** BEGIN Supplied data **
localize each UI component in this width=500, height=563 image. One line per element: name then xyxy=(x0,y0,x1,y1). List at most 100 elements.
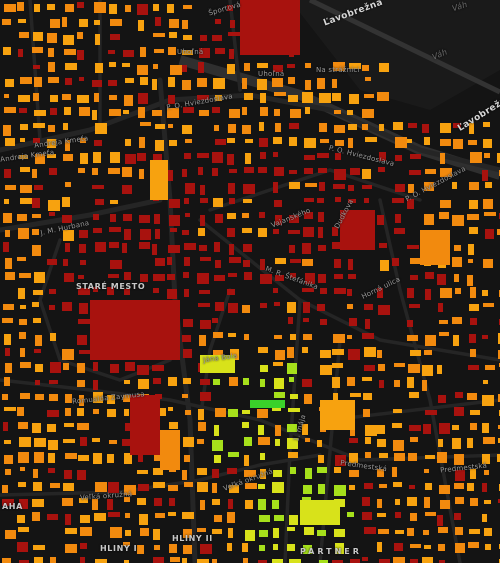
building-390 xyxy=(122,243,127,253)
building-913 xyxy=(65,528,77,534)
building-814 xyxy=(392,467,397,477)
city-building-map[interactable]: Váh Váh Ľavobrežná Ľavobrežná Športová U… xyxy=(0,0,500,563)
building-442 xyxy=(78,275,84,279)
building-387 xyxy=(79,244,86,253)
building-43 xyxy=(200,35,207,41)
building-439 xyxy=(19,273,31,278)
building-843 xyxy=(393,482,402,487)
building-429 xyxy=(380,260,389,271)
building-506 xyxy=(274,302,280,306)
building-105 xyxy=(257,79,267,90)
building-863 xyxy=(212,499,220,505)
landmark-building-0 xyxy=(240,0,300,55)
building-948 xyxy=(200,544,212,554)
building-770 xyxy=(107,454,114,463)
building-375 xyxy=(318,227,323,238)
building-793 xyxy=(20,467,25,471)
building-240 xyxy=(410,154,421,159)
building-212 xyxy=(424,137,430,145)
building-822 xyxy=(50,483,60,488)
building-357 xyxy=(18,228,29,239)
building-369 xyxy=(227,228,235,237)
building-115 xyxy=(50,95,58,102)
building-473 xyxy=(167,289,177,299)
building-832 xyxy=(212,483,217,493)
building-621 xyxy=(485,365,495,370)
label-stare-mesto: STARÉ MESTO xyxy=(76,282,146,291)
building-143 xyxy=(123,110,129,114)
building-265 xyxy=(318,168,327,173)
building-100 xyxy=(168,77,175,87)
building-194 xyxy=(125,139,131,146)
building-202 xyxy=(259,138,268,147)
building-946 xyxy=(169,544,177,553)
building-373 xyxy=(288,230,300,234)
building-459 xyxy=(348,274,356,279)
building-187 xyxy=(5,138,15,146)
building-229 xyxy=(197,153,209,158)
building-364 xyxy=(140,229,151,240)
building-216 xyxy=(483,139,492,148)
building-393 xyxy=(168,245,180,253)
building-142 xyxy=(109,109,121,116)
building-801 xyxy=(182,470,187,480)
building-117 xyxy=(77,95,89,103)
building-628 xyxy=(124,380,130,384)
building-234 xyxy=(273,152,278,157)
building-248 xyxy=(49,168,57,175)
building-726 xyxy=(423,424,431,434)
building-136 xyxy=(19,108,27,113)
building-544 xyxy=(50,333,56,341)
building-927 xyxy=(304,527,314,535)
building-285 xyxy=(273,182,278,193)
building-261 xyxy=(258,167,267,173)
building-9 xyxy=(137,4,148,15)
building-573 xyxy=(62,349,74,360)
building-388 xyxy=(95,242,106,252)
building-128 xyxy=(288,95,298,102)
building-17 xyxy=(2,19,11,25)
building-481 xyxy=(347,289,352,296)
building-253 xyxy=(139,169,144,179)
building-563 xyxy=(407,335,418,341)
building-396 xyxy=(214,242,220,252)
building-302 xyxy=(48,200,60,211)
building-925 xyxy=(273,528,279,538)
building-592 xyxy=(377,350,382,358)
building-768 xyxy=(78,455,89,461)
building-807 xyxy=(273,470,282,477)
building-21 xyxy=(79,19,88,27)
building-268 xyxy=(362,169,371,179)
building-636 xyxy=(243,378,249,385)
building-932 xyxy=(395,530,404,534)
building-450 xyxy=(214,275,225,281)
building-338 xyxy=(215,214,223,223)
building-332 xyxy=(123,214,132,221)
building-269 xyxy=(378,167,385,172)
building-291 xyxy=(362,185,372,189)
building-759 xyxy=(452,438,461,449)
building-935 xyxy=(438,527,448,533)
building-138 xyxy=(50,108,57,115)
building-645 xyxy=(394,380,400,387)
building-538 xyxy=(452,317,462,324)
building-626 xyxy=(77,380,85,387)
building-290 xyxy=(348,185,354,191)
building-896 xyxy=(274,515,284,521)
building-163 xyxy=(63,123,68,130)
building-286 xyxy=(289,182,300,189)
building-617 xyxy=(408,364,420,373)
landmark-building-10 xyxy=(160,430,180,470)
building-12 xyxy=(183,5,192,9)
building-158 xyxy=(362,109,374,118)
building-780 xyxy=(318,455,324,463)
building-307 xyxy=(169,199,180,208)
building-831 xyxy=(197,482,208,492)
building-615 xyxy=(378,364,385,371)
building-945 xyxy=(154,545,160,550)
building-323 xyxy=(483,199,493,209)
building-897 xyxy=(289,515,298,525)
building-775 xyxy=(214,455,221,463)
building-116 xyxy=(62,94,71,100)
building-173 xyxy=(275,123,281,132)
** END Supplied data **
** BEGIN Supplied data **
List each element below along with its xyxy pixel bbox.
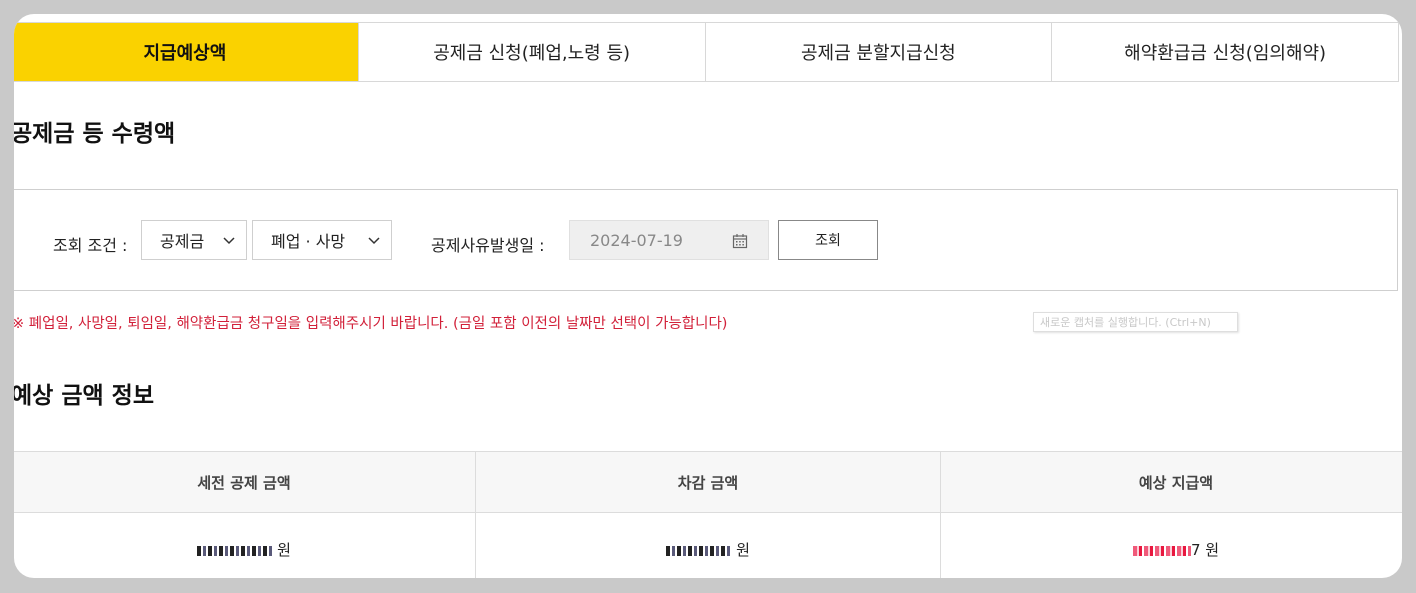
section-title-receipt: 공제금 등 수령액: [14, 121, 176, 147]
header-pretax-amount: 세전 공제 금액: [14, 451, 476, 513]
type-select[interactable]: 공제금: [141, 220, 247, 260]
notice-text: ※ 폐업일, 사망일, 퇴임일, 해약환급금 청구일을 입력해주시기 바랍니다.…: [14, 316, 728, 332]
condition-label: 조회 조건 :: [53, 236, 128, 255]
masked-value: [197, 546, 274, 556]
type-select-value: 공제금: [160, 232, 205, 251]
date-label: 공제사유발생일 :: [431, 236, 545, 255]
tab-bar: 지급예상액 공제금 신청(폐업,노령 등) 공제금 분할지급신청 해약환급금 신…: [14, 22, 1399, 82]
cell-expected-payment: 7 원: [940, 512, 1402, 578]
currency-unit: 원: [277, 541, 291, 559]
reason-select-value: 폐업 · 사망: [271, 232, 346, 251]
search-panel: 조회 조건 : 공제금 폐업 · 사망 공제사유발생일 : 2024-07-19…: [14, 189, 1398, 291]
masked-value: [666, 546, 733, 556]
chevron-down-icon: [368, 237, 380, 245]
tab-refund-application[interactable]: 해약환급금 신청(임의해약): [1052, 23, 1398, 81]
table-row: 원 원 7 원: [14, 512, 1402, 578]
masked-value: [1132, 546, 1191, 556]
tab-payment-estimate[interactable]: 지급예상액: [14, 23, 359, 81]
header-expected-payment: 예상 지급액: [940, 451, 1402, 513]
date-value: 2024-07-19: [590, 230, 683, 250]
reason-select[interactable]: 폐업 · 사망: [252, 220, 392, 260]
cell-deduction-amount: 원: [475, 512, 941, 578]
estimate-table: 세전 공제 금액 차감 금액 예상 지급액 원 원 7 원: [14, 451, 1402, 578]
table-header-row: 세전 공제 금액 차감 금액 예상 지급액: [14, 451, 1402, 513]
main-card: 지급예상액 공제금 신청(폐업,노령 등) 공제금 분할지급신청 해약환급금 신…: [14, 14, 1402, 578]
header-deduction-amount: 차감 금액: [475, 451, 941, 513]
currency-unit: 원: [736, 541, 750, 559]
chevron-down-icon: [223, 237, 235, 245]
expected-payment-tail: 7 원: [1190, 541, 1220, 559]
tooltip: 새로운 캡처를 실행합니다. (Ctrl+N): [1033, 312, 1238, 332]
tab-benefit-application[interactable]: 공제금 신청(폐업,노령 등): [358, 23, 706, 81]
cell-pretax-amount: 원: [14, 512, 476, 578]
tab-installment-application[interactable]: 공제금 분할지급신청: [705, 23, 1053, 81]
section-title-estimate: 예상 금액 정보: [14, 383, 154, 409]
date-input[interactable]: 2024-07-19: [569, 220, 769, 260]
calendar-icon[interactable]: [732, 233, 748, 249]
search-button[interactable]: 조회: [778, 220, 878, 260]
** END Supplied data **
Which lines of the material contain the string "masked"? Pick out each one and copy it in full, treating uppercase and lowercase as different.

## Response to this task
masked-value: [197, 546, 274, 556]
masked-value: [666, 546, 733, 556]
masked-value: [1132, 546, 1191, 556]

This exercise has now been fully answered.